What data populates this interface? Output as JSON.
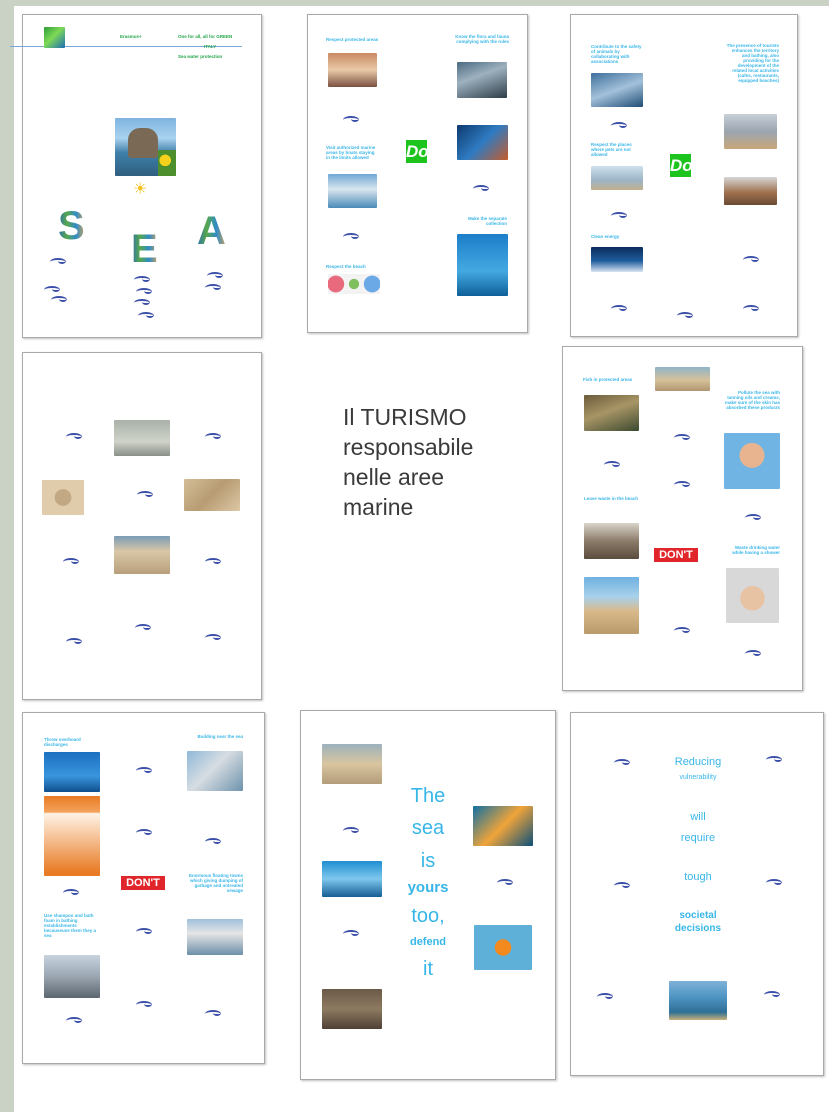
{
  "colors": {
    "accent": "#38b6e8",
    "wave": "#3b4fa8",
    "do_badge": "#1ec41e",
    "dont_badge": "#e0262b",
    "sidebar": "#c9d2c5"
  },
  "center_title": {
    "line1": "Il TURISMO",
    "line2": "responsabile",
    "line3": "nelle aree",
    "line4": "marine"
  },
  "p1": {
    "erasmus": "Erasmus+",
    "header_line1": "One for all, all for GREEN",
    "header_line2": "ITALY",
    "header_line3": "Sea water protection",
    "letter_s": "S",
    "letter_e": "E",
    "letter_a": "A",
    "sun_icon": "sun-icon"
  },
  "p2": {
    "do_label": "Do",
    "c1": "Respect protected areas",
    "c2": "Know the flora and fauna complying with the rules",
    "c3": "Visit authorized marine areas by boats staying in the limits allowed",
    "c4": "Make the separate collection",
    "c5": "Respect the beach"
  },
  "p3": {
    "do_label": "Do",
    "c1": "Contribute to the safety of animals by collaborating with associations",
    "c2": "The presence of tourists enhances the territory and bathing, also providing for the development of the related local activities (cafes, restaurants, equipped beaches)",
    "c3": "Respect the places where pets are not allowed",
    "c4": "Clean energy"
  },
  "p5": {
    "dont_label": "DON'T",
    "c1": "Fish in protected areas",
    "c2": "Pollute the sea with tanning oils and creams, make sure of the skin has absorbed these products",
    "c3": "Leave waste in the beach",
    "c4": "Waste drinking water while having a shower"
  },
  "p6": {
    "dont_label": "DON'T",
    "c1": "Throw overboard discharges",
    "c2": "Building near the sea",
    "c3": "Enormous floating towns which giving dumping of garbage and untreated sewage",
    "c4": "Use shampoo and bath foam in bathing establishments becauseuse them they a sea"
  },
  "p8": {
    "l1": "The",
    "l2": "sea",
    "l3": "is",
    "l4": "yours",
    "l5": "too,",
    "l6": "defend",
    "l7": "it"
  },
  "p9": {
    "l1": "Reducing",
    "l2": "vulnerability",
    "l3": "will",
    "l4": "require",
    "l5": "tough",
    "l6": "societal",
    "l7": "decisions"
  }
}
-------------------------
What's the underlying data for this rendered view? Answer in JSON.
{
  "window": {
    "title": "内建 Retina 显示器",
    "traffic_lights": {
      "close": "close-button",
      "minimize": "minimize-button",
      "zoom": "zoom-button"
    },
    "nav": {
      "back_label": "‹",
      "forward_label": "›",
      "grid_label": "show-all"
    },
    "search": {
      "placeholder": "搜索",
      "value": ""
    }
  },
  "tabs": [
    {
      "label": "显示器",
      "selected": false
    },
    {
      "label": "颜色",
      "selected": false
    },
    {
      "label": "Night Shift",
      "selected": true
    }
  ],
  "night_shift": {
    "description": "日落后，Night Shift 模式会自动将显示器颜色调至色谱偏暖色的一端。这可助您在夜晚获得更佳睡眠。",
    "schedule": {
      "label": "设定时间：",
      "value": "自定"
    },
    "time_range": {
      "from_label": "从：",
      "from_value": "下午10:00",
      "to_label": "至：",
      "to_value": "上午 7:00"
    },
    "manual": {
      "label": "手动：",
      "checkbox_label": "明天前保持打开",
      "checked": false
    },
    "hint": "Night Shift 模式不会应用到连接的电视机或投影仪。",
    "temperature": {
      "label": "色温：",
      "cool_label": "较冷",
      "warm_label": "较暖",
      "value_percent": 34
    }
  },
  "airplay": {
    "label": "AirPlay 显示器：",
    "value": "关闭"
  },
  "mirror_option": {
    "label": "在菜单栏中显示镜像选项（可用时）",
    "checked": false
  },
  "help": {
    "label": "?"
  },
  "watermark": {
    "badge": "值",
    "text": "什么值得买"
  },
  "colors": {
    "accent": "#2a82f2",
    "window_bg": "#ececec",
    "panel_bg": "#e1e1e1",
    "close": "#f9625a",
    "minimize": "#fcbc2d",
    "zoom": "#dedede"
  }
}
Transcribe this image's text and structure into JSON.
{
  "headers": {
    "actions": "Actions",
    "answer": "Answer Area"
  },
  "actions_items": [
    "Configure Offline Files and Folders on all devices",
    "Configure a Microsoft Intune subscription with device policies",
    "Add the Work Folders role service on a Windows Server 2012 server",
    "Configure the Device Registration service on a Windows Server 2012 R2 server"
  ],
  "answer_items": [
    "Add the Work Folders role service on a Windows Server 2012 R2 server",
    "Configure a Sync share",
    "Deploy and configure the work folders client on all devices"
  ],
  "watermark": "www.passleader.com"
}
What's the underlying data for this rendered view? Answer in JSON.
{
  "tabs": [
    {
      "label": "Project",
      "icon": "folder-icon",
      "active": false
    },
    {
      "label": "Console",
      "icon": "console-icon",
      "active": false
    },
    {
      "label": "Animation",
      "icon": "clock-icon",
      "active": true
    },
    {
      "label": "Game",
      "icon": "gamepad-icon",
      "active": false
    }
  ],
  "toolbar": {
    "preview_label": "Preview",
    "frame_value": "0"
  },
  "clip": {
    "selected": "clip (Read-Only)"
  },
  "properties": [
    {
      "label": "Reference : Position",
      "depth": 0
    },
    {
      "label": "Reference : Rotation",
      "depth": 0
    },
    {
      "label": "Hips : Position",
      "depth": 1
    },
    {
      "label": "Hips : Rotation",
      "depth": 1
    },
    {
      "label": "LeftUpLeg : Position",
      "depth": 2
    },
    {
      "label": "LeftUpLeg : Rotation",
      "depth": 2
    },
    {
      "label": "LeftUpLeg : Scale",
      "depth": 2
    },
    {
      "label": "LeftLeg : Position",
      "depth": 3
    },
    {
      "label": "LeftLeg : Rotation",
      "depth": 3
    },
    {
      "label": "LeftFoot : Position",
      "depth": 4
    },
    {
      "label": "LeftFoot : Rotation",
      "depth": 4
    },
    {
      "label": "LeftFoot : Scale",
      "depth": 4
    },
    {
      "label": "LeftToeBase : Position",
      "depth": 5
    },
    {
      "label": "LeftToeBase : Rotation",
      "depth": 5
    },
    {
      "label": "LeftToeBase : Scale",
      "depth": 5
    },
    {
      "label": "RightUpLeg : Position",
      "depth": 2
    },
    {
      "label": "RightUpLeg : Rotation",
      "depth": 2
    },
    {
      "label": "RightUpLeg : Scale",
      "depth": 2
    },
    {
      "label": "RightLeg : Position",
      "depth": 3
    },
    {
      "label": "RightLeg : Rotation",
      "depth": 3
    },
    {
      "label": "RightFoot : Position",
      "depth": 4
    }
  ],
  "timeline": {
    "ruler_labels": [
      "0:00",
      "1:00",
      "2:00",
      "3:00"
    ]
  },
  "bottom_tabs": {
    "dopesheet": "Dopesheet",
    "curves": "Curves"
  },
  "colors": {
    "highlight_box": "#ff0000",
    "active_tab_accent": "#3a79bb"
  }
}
-------------------------
* What to produce
Select all lines in the listing that include the word "bathing".

* Task answer
    "c2": "The presence of tourists enhances the territory and bathing, also providing for the development of the related local activities (cafes, restaurants, equipped beaches)",
    "c4": "Use shampoo and bath foam in bathing establishments becauseuse them they a sea"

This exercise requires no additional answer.